+++ Listed records +++

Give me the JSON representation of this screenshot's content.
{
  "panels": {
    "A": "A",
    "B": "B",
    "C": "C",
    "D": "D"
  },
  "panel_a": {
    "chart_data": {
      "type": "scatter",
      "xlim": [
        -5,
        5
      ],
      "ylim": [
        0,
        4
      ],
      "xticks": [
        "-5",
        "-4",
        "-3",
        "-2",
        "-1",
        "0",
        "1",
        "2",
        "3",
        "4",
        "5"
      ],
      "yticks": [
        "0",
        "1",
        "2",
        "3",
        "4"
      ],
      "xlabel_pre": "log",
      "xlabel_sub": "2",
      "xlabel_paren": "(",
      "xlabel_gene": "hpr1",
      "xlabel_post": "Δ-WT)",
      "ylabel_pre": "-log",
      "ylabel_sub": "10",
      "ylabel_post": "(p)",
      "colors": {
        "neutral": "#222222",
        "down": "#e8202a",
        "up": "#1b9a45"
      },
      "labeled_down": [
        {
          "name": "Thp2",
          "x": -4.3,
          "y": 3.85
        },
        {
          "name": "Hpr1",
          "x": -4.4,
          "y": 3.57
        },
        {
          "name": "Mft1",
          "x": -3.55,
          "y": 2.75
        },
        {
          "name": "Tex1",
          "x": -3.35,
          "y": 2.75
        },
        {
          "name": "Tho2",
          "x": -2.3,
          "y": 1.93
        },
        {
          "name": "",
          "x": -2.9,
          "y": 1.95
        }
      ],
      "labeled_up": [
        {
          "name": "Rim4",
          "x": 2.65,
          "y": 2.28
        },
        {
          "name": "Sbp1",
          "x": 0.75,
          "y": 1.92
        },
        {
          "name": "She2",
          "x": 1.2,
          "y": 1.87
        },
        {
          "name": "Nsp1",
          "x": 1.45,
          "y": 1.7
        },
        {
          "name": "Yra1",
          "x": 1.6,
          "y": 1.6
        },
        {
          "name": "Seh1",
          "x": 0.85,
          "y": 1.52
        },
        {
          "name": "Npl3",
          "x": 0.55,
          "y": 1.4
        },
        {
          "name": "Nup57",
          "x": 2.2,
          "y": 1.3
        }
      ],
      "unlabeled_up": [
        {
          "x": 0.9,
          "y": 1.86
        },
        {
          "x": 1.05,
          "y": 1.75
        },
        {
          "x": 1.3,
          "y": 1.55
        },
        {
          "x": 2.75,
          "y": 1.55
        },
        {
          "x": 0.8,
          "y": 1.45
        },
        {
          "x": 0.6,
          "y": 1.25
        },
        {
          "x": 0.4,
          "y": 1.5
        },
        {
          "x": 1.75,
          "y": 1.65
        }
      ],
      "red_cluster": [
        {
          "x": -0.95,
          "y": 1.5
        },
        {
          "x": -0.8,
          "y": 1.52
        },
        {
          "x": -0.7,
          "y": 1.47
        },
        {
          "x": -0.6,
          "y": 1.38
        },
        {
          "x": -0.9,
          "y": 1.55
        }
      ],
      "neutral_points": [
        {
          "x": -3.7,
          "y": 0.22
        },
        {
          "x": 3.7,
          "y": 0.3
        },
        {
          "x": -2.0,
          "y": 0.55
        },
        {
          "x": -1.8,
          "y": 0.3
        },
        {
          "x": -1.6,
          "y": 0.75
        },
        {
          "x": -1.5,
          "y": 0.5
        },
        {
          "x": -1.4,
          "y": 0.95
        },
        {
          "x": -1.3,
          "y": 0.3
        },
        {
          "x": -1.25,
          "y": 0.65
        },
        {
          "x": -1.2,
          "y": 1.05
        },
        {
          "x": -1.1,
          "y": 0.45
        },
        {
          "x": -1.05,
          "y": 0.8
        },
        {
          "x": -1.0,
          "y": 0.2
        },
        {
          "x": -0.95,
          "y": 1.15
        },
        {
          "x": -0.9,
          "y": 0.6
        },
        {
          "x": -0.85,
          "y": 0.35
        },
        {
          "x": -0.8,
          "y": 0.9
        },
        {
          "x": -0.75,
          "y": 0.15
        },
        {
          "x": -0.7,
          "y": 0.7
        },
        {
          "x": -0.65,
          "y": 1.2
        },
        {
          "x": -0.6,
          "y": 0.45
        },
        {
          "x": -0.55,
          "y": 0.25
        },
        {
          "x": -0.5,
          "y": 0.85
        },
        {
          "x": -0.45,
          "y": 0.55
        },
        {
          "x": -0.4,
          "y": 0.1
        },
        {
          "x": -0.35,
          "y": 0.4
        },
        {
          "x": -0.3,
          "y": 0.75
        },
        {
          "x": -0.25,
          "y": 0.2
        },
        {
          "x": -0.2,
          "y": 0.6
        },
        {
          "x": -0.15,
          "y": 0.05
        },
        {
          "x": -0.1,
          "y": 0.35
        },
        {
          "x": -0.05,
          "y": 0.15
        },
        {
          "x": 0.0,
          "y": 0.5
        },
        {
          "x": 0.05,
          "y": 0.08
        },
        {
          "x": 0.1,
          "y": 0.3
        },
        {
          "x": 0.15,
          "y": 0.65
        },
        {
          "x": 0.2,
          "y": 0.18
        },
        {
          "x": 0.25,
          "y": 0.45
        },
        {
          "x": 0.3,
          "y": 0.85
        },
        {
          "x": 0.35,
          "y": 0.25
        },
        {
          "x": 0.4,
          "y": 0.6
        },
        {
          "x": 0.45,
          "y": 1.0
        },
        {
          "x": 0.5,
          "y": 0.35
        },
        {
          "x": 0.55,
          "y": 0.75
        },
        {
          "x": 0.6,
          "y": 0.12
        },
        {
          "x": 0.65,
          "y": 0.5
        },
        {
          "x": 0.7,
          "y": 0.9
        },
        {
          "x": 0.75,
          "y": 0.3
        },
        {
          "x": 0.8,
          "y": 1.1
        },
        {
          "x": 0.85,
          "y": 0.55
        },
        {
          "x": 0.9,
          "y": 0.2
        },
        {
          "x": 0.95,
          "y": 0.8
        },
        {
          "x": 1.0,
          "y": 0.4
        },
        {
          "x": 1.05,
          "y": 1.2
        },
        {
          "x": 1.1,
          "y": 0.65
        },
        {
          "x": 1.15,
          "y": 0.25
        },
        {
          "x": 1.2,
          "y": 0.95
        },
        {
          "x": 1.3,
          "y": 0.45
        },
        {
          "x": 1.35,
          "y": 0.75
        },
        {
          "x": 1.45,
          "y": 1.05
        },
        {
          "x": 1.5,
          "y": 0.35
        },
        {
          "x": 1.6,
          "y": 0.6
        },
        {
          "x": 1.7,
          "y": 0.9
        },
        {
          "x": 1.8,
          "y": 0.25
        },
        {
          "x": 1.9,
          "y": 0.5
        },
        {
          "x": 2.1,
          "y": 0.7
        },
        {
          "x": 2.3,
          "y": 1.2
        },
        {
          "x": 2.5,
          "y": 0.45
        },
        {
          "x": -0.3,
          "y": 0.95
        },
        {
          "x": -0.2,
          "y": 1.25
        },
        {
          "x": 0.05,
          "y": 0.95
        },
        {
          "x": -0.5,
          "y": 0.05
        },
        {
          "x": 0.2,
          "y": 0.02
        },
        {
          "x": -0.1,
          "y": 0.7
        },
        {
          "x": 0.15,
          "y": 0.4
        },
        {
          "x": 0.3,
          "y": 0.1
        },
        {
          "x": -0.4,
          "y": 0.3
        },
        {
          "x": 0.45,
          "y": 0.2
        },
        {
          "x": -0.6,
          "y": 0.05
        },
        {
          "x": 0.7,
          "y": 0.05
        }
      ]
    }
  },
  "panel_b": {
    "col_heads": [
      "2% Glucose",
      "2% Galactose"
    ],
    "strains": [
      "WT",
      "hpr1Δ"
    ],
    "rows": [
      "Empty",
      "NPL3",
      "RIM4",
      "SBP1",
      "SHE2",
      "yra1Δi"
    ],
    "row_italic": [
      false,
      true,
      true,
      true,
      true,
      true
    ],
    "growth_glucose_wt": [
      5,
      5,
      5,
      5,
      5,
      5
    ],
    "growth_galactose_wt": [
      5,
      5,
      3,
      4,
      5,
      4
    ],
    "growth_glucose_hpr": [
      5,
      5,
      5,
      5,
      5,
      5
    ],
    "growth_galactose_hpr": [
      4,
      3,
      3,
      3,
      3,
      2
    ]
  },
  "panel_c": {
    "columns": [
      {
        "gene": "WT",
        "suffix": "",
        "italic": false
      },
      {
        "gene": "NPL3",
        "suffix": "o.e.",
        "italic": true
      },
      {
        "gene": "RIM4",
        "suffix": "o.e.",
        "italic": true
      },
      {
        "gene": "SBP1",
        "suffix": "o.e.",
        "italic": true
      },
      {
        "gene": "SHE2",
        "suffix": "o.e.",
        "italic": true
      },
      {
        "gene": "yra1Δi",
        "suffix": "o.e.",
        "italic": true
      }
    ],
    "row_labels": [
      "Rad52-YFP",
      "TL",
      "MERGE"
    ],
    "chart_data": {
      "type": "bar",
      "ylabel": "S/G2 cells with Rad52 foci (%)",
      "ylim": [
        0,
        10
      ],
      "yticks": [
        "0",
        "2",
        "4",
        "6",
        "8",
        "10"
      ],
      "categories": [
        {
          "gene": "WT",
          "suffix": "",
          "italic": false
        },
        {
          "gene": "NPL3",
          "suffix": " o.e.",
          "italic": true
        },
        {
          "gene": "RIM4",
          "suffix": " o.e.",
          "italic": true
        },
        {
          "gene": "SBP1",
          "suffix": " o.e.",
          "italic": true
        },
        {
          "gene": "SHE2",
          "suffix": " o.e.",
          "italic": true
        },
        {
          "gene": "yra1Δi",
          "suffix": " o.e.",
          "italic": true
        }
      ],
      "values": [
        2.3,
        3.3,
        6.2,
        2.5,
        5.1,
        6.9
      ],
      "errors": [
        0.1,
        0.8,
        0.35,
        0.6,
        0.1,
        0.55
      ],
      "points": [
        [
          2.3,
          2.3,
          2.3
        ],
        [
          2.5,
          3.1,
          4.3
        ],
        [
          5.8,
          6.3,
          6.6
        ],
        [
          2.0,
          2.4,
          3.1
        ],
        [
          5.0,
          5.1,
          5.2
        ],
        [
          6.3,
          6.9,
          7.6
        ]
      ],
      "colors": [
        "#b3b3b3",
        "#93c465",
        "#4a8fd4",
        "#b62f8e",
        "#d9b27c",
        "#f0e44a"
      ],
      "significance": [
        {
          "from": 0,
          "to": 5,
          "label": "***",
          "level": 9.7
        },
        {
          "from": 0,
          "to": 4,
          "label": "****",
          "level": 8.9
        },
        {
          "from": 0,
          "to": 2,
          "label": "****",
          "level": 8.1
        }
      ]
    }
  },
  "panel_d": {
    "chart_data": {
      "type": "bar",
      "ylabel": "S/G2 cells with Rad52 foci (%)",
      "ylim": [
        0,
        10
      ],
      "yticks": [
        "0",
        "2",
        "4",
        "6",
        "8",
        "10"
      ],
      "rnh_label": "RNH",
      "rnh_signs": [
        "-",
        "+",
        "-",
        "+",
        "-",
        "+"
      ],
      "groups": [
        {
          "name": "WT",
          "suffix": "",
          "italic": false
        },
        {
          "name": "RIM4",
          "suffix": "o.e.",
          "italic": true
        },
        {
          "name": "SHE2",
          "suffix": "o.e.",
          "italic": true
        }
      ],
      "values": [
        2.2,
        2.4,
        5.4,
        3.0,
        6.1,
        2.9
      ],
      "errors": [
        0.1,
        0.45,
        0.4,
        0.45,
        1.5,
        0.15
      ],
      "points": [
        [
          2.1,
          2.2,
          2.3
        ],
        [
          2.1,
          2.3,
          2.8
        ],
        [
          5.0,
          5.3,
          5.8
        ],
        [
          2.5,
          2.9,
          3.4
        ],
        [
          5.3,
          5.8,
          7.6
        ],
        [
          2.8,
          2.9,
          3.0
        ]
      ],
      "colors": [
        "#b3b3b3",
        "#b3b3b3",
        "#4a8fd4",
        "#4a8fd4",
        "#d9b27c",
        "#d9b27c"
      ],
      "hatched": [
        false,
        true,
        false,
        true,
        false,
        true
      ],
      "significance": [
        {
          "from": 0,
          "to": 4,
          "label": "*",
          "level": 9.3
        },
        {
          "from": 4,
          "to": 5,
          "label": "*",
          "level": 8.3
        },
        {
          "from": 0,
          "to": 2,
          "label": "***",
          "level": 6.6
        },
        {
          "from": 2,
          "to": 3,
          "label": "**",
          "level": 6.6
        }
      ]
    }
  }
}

+++
+++ Listed records +++

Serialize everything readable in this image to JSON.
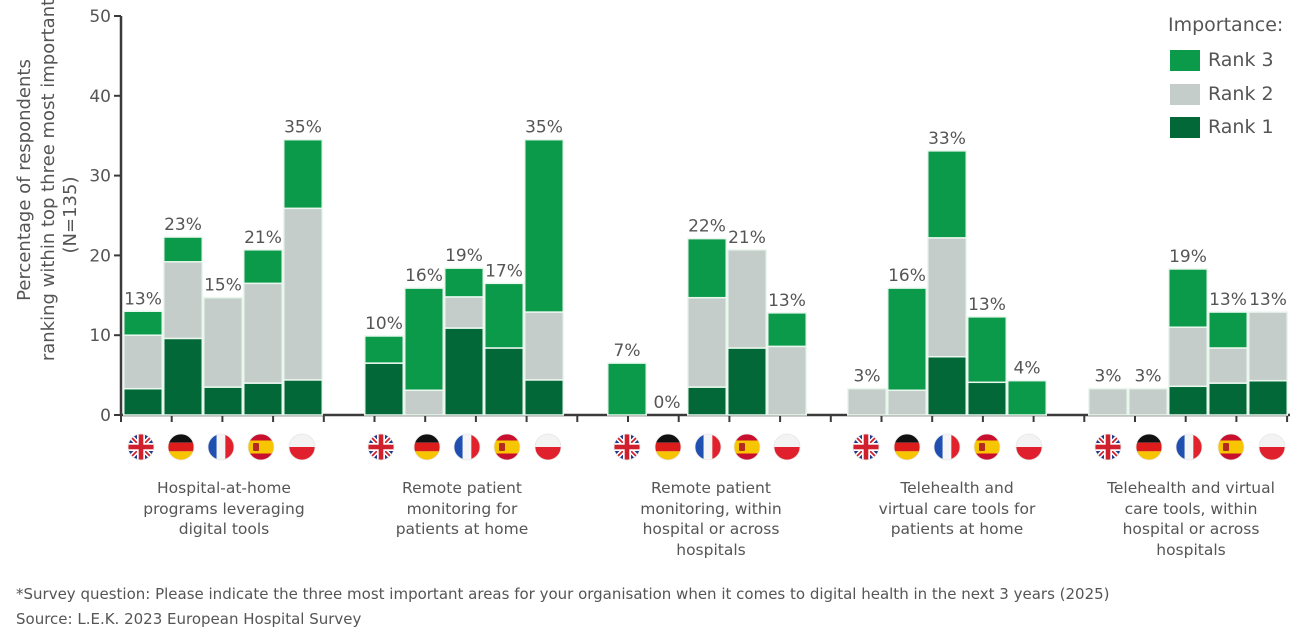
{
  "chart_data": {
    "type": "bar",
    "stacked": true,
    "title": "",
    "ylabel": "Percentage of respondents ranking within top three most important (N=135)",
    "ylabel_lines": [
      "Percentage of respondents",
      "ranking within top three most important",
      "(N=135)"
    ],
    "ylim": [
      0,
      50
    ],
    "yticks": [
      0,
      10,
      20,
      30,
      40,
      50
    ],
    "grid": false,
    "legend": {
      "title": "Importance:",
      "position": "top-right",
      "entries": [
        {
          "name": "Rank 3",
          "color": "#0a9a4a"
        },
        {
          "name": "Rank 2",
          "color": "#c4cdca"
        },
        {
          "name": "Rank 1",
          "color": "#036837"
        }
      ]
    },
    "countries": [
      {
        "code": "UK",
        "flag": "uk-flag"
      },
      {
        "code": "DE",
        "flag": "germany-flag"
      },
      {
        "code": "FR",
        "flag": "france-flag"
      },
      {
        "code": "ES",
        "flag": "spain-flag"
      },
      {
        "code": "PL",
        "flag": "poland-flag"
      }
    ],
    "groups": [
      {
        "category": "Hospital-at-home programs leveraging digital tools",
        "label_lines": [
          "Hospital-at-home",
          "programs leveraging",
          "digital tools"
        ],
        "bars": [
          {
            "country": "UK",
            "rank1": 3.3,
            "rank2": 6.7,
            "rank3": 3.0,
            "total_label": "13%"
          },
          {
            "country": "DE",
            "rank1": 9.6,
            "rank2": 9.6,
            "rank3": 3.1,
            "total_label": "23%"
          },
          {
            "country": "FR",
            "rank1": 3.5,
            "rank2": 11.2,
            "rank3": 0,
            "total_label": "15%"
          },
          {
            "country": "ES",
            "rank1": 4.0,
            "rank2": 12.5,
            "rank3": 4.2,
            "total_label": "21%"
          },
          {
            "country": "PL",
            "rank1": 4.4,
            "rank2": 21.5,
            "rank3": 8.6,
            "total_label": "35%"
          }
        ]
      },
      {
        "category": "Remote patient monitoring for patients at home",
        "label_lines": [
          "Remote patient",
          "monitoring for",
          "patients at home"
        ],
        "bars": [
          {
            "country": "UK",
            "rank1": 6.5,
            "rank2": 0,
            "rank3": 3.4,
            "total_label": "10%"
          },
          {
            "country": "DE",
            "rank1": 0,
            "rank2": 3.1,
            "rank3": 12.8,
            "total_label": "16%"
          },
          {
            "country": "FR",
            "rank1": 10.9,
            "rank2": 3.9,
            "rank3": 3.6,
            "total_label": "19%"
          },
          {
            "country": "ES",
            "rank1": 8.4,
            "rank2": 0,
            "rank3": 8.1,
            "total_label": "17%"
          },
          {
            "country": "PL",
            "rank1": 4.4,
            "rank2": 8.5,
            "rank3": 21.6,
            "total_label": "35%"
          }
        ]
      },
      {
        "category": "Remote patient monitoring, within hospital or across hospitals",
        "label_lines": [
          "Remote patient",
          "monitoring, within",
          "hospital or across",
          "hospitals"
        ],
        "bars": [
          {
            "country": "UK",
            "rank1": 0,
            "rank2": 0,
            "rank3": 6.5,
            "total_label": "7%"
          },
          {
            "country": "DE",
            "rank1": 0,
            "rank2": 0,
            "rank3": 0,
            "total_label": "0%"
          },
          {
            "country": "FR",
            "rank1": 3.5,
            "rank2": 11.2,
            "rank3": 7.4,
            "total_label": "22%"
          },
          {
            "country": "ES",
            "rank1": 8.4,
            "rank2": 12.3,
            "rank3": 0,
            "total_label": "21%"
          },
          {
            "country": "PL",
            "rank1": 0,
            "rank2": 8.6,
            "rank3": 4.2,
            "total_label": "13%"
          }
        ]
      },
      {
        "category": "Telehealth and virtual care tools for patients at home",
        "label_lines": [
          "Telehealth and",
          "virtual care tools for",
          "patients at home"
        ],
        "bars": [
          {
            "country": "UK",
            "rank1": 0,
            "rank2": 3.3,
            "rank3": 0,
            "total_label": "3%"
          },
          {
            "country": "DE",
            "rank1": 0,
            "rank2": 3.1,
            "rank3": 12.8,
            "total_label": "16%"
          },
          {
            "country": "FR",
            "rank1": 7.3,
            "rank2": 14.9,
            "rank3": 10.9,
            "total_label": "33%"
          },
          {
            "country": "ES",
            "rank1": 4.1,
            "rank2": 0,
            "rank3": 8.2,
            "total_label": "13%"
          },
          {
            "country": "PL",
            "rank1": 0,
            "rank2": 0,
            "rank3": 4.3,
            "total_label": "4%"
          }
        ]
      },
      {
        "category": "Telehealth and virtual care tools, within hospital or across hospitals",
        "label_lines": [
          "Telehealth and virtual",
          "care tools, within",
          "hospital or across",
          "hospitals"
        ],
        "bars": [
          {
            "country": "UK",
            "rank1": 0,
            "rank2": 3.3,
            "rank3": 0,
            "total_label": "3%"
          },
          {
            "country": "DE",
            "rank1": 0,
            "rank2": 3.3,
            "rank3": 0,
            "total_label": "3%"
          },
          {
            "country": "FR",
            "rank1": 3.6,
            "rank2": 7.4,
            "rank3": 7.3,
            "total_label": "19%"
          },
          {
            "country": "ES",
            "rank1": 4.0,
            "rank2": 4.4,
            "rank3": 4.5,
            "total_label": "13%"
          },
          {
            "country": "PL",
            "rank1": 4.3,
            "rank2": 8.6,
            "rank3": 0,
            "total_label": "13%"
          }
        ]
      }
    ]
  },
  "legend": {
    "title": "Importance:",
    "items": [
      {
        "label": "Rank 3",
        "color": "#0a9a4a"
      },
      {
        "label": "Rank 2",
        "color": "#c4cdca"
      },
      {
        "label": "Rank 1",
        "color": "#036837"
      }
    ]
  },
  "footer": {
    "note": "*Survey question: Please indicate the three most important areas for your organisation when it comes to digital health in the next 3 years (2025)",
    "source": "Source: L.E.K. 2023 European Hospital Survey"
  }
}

+++

> What is expected
Where the word "Remote" occurs in a line of the records, copy that line.

> Answer box
        "category": "Remote patient monitoring for patients at home",
          "Remote patient",
        "category": "Remote patient monitoring, within hospital or across hospitals",
          "Remote patient",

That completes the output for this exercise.